A run of records:
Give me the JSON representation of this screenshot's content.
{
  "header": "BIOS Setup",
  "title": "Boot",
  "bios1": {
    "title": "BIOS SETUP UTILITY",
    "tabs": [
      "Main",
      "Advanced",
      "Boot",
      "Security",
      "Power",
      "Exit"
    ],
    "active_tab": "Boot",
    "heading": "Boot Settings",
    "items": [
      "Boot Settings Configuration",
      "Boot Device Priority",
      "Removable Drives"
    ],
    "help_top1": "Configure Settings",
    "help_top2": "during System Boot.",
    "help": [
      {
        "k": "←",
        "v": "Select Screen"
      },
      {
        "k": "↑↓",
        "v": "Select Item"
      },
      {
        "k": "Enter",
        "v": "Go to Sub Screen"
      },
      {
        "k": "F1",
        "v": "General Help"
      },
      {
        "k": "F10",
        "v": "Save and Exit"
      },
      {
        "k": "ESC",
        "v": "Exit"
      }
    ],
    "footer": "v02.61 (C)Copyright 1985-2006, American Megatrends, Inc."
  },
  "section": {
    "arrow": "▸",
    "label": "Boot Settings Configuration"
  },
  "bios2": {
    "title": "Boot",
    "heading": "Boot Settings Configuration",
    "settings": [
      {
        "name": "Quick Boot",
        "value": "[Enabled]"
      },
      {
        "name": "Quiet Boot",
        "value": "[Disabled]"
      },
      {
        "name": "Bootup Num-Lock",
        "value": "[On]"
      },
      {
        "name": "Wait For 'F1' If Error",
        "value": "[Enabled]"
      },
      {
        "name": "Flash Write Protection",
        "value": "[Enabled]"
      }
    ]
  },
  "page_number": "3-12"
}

> What needs to be done: From the records above, extract every line exactly as it stands.

> Final result:
Give me the JSON representation of this screenshot's content.
{
  "header": "BIOS Setup",
  "title": "Boot",
  "bios1": {
    "title": "BIOS SETUP UTILITY",
    "tabs": [
      "Main",
      "Advanced",
      "Boot",
      "Security",
      "Power",
      "Exit"
    ],
    "active_tab": "Boot",
    "heading": "Boot Settings",
    "items": [
      "Boot Settings Configuration",
      "Boot Device Priority",
      "Removable Drives"
    ],
    "help_top1": "Configure Settings",
    "help_top2": "during System Boot.",
    "help": [
      {
        "k": "←",
        "v": "Select Screen"
      },
      {
        "k": "↑↓",
        "v": "Select Item"
      },
      {
        "k": "Enter",
        "v": "Go to Sub Screen"
      },
      {
        "k": "F1",
        "v": "General Help"
      },
      {
        "k": "F10",
        "v": "Save and Exit"
      },
      {
        "k": "ESC",
        "v": "Exit"
      }
    ],
    "footer": "v02.61 (C)Copyright 1985-2006, American Megatrends, Inc."
  },
  "section": {
    "arrow": "▸",
    "label": "Boot Settings Configuration"
  },
  "bios2": {
    "title": "Boot",
    "heading": "Boot Settings Configuration",
    "settings": [
      {
        "name": "Quick Boot",
        "value": "[Enabled]"
      },
      {
        "name": "Quiet Boot",
        "value": "[Disabled]"
      },
      {
        "name": "Bootup Num-Lock",
        "value": "[On]"
      },
      {
        "name": "Wait For 'F1' If Error",
        "value": "[Enabled]"
      },
      {
        "name": "Flash Write Protection",
        "value": "[Enabled]"
      }
    ]
  },
  "page_number": "3-12"
}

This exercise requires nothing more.